Reproduce these rows without alteration, omitting the pictures from your answer.

-------- Excerpted records

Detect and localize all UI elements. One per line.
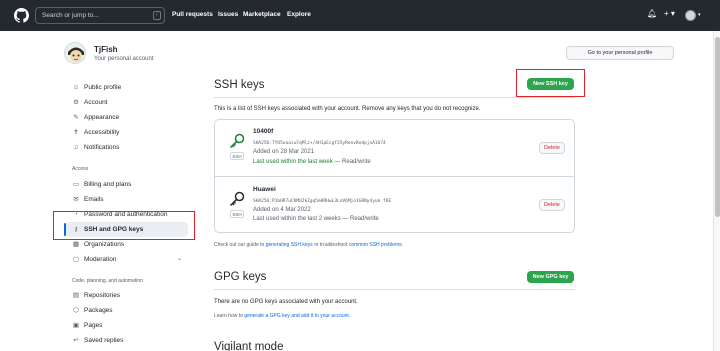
gpg-learn-suffix: . <box>348 313 351 319</box>
bell-icon[interactable]: 🔔︎ <box>647 9 657 18</box>
gear-icon: ⚙ <box>73 99 79 106</box>
ssh-keys-title: SSH keys <box>214 79 265 91</box>
ssh-description: This is a list of SSH keys associated wi… <box>214 106 481 112</box>
profile-name[interactable]: TjFish <box>94 45 118 54</box>
generate-gpg-key-link[interactable]: generate a GPG key and add it to your ac… <box>244 313 349 319</box>
gpg-keys-title: GPG keys <box>214 271 267 283</box>
ssh-badge: SSH <box>230 210 244 218</box>
user-avatar-menu[interactable] <box>685 10 696 21</box>
new-gpg-key-button[interactable]: New GPG key <box>527 271 574 283</box>
person-icon: ☺ <box>72 83 80 91</box>
paintbrush-icon: ✎ <box>73 114 79 121</box>
ssh-key-added: Added on 28 Mar 2021 <box>253 149 315 155</box>
sidebar-item-accessibility[interactable]: ✝ Accessibility <box>72 126 119 138</box>
credit-card-icon: ▭ <box>72 181 80 188</box>
ssh-key-fingerprint: SHA256:P1bHR7uCKMU2kZgq5m8RHwL3LoV6Mjo1G… <box>253 199 392 204</box>
ssh-key-last-used: Last used within the last 2 weeks — Read… <box>253 216 379 222</box>
ssh-badge: SSH <box>230 152 244 160</box>
ssh-title-divider <box>214 97 575 98</box>
report-icon: ▢ <box>72 256 80 263</box>
highlight-box-new-ssh <box>516 69 585 97</box>
key-icon-active <box>229 133 245 149</box>
ssh-key-added: Added on 4 Mar 2022 <box>253 207 311 213</box>
personal-profile-button[interactable]: Go to your personal profile <box>566 46 674 60</box>
chevron-down-icon[interactable]: ⌄ <box>177 255 182 262</box>
chevron-down-icon[interactable]: ▾ <box>698 12 701 18</box>
common-ssh-problems-link[interactable]: common SSH problems <box>349 242 402 248</box>
sidebar-item-label: Saved replies <box>84 336 124 344</box>
accessibility-icon: ✝ <box>73 129 79 136</box>
bell-icon: ♫ <box>73 143 79 151</box>
sidebar-item-label: Moderation <box>84 255 117 263</box>
browser-icon: ▣ <box>72 322 80 329</box>
gpg-learn-prefix: Learn how to <box>214 313 245 319</box>
vigilant-mode-title: Vigilant mode <box>214 341 284 351</box>
gpg-title-divider <box>214 289 575 290</box>
nav-pull-requests[interactable]: Pull requests <box>172 11 213 18</box>
ssh-guide-prefix: Check out our guide to <box>214 242 266 248</box>
sidebar-item-repositories[interactable]: ▤ Repositories <box>72 289 120 301</box>
gpg-empty-message: There are no GPG keys associated with yo… <box>214 299 358 305</box>
key-icon <box>229 191 245 207</box>
sidebar-item-appearance[interactable]: ✎ Appearance <box>72 111 119 123</box>
repo-icon: ▤ <box>72 292 80 299</box>
plus-icon[interactable]: + ▾ <box>664 9 675 18</box>
profile-avatar <box>64 42 86 64</box>
ssh-key-name: 10400f <box>253 128 274 135</box>
search-placeholder: Search or jump to... <box>42 12 99 19</box>
sidebar-item-label: Account <box>84 98 108 106</box>
ssh-guide-text: Check out our guide to generating SSH ke… <box>214 242 403 248</box>
sidebar-section-access: Access <box>72 166 89 172</box>
sidebar-item-label: Billing and plans <box>84 180 132 188</box>
sidebar-item-label: Accessibility <box>84 128 120 136</box>
ssh-key-last-used: Last used within the last week — Read/wr… <box>253 159 371 165</box>
sidebar-item-organizations[interactable]: ▦ Organizations <box>72 238 124 250</box>
sidebar-item-label: Repositories <box>84 291 121 299</box>
page-scrollbar[interactable] <box>713 31 720 351</box>
ssh-keys-divider <box>214 176 575 177</box>
ssh-key-access: — Read/write <box>332 159 371 165</box>
ssh-key-name: Huawei <box>253 186 276 193</box>
organization-icon: ▦ <box>72 241 80 248</box>
nav-marketplace[interactable]: Marketplace <box>243 11 281 18</box>
nav-issues[interactable]: Issues <box>218 11 238 18</box>
cartoon-avatar-icon <box>65 43 85 63</box>
delete-key-button[interactable]: Delete <box>539 142 565 154</box>
ssh-key-last-used-recent: Last used within the last week <box>253 159 333 165</box>
search-input[interactable]: Search or jump to... / <box>35 7 165 24</box>
sidebar-item-billing[interactable]: ▭ Billing and plans <box>72 178 131 190</box>
sidebar-item-label: Notifications <box>84 143 120 151</box>
sidebar-item-label: Packages <box>84 306 113 314</box>
sidebar-item-pages[interactable]: ▣ Pages <box>72 319 103 331</box>
profile-subtitle: Your personal account <box>94 56 154 62</box>
sidebar-item-label: Emails <box>84 195 104 203</box>
gpg-learn-text: Learn how to generate a GPG key and add … <box>214 313 350 319</box>
sidebar-item-saved-replies[interactable]: ↩ Saved replies <box>72 334 123 346</box>
package-icon: ⬡ <box>73 307 79 314</box>
reply-icon: ↩ <box>73 337 79 344</box>
sidebar-item-notifications[interactable]: ♫ Notifications <box>72 141 120 153</box>
sidebar-item-label: Appearance <box>84 113 120 121</box>
sidebar-item-emails[interactable]: ✉ Emails <box>72 193 104 205</box>
sidebar-section-code: Code, planning, and automation <box>72 278 143 284</box>
ssh-key-fingerprint: SHA256:7YU5oaaiuFqMlz+/4H1pEcgf25yRenvKe… <box>253 141 386 146</box>
sidebar-item-label: Pages <box>84 321 103 329</box>
mail-icon: ✉ <box>73 196 79 203</box>
sidebar-item-label: Organizations <box>84 240 125 248</box>
highlight-box-sidebar <box>53 211 195 240</box>
global-header: Search or jump to... / Pull requests Iss… <box>0 0 720 31</box>
search-shortcut-key: / <box>153 11 161 20</box>
sidebar-item-label: Public profile <box>84 83 122 91</box>
sidebar-item-public-profile[interactable]: ☺ Public profile <box>72 81 122 93</box>
ssh-guide-mid: or troubleshoot <box>312 242 349 248</box>
sidebar-item-account[interactable]: ⚙ Account <box>72 96 108 108</box>
delete-key-button[interactable]: Delete <box>539 199 565 211</box>
generating-ssh-keys-link[interactable]: generating SSH keys <box>266 242 313 248</box>
ssh-guide-suffix: . <box>401 242 404 248</box>
sidebar-item-packages[interactable]: ⬡ Packages <box>72 304 113 316</box>
nav-explore[interactable]: Explore <box>287 11 311 18</box>
sidebar-item-moderation[interactable]: ▢ Moderation <box>72 253 117 265</box>
github-logo-icon[interactable] <box>14 8 29 23</box>
scrollbar-thumb[interactable] <box>715 37 720 217</box>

----------------

#### [Worked solution]
Detect and localize all UI elements. One per line.
gpg-learn-suffix: . <box>348 313 351 319</box>
bell-icon[interactable]: 🔔︎ <box>647 9 657 18</box>
gear-icon: ⚙ <box>73 99 79 106</box>
ssh-keys-title: SSH keys <box>214 79 265 91</box>
ssh-description: This is a list of SSH keys associated wi… <box>214 106 481 112</box>
profile-name[interactable]: TjFish <box>94 45 118 54</box>
generate-gpg-key-link[interactable]: generate a GPG key and add it to your ac… <box>244 313 349 319</box>
gpg-keys-title: GPG keys <box>214 271 267 283</box>
ssh-badge: SSH <box>230 210 244 218</box>
user-avatar-menu[interactable] <box>685 10 696 21</box>
new-gpg-key-button[interactable]: New GPG key <box>527 271 574 283</box>
person-icon: ☺ <box>72 83 80 91</box>
paintbrush-icon: ✎ <box>73 114 79 121</box>
ssh-key-added: Added on 28 Mar 2021 <box>253 149 315 155</box>
sidebar-item-accessibility[interactable]: ✝ Accessibility <box>72 126 119 138</box>
credit-card-icon: ▭ <box>72 181 80 188</box>
ssh-key-fingerprint: SHA256:P1bHR7uCKMU2kZgq5m8RHwL3LoV6Mjo1G… <box>253 199 392 204</box>
ssh-key-last-used: Last used within the last 2 weeks — Read… <box>253 216 379 222</box>
ssh-badge: SSH <box>230 152 244 160</box>
ssh-title-divider <box>214 97 575 98</box>
report-icon: ▢ <box>72 256 80 263</box>
highlight-box-new-ssh <box>516 69 585 97</box>
key-icon-active <box>229 133 245 149</box>
ssh-key-added: Added on 4 Mar 2022 <box>253 207 311 213</box>
personal-profile-button[interactable]: Go to your personal profile <box>566 46 674 60</box>
chevron-down-icon[interactable]: ⌄ <box>177 255 182 262</box>
chevron-down-icon[interactable]: ▾ <box>698 12 701 18</box>
common-ssh-problems-link[interactable]: common SSH problems <box>349 242 402 248</box>
sidebar-item-label: Saved replies <box>84 336 124 344</box>
accessibility-icon: ✝ <box>73 129 79 136</box>
bell-icon: ♫ <box>73 143 79 151</box>
sidebar-item-label: Moderation <box>84 255 117 263</box>
browser-icon: ▣ <box>72 322 80 329</box>
gpg-learn-prefix: Learn how to <box>214 313 245 319</box>
vigilant-mode-title: Vigilant mode <box>214 341 284 351</box>
gpg-title-divider <box>214 289 575 290</box>
nav-pull-requests[interactable]: Pull requests <box>172 11 213 18</box>
ssh-guide-prefix: Check out our guide to <box>214 242 266 248</box>
sidebar-item-repositories[interactable]: ▤ Repositories <box>72 289 120 301</box>
gpg-empty-message: There are no GPG keys associated with yo… <box>214 299 358 305</box>
key-icon <box>229 191 245 207</box>
sidebar-item-appearance[interactable]: ✎ Appearance <box>72 111 119 123</box>
repo-icon: ▤ <box>72 292 80 299</box>
plus-icon[interactable]: + ▾ <box>664 9 675 18</box>
profile-avatar <box>64 42 86 64</box>
ssh-key-name: 10400f <box>253 128 274 135</box>
search-placeholder: Search or jump to... <box>42 12 99 19</box>
sidebar-item-label: Account <box>84 98 108 106</box>
ssh-guide-text: Check out our guide to generating SSH ke… <box>214 242 403 248</box>
sidebar-section-access: Access <box>72 166 89 172</box>
sidebar-item-label: Billing and plans <box>84 180 132 188</box>
sidebar-item-label: Accessibility <box>84 128 120 136</box>
ssh-key-last-used: Last used within the last week — Read/wr… <box>253 159 371 165</box>
sidebar-item-organizations[interactable]: ▦ Organizations <box>72 238 124 250</box>
sidebar-item-label: Repositories <box>84 291 121 299</box>
page-scrollbar[interactable] <box>713 31 720 351</box>
ssh-keys-divider <box>214 176 575 177</box>
ssh-key-access: — Read/write <box>332 159 371 165</box>
ssh-key-name: Huawei <box>253 186 276 193</box>
organization-icon: ▦ <box>72 241 80 248</box>
nav-marketplace[interactable]: Marketplace <box>243 11 281 18</box>
nav-issues[interactable]: Issues <box>218 11 238 18</box>
cartoon-avatar-icon <box>65 43 85 63</box>
delete-key-button[interactable]: Delete <box>539 142 565 154</box>
ssh-key-last-used-recent: Last used within the last week <box>253 159 333 165</box>
search-input[interactable]: Search or jump to... / <box>35 7 165 24</box>
sidebar-item-billing[interactable]: ▭ Billing and plans <box>72 178 131 190</box>
sidebar-item-label: Notifications <box>84 143 120 151</box>
sidebar-item-label: Packages <box>84 306 113 314</box>
sidebar-item-pages[interactable]: ▣ Pages <box>72 319 103 331</box>
profile-subtitle: Your personal account <box>94 56 154 62</box>
sidebar-item-label: Emails <box>84 195 104 203</box>
gpg-learn-text: Learn how to generate a GPG key and add … <box>214 313 350 319</box>
sidebar-item-saved-replies[interactable]: ↩ Saved replies <box>72 334 123 346</box>
package-icon: ⬡ <box>73 307 79 314</box>
reply-icon: ↩ <box>73 337 79 344</box>
sidebar-item-notifications[interactable]: ♫ Notifications <box>72 141 120 153</box>
sidebar-item-label: Appearance <box>84 113 120 121</box>
sidebar-item-emails[interactable]: ✉ Emails <box>72 193 104 205</box>
sidebar-section-code: Code, planning, and automation <box>72 278 143 284</box>
ssh-key-fingerprint: SHA256:7YU5oaaiuFqMlz+/4H1pEcgf25yRenvKe… <box>253 141 386 146</box>
sidebar-item-label: Pages <box>84 321 103 329</box>
mail-icon: ✉ <box>73 196 79 203</box>
sidebar-item-label: Organizations <box>84 240 125 248</box>
highlight-box-sidebar <box>53 211 195 240</box>
global-header: Search or jump to... / Pull requests Iss… <box>0 0 720 31</box>
search-shortcut-key: / <box>153 11 161 20</box>
sidebar-item-label: Public profile <box>84 83 122 91</box>
sidebar-item-public-profile[interactable]: ☺ Public profile <box>72 81 122 93</box>
ssh-guide-mid: or troubleshoot <box>312 242 349 248</box>
sidebar-item-account[interactable]: ⚙ Account <box>72 96 108 108</box>
delete-key-button[interactable]: Delete <box>539 199 565 211</box>
generating-ssh-keys-link[interactable]: generating SSH keys <box>266 242 313 248</box>
ssh-guide-suffix: . <box>401 242 404 248</box>
sidebar-item-packages[interactable]: ⬡ Packages <box>72 304 113 316</box>
nav-explore[interactable]: Explore <box>287 11 311 18</box>
sidebar-item-moderation[interactable]: ▢ Moderation <box>72 253 117 265</box>
github-logo-icon[interactable] <box>14 8 29 23</box>
scrollbar-thumb[interactable] <box>715 37 720 217</box>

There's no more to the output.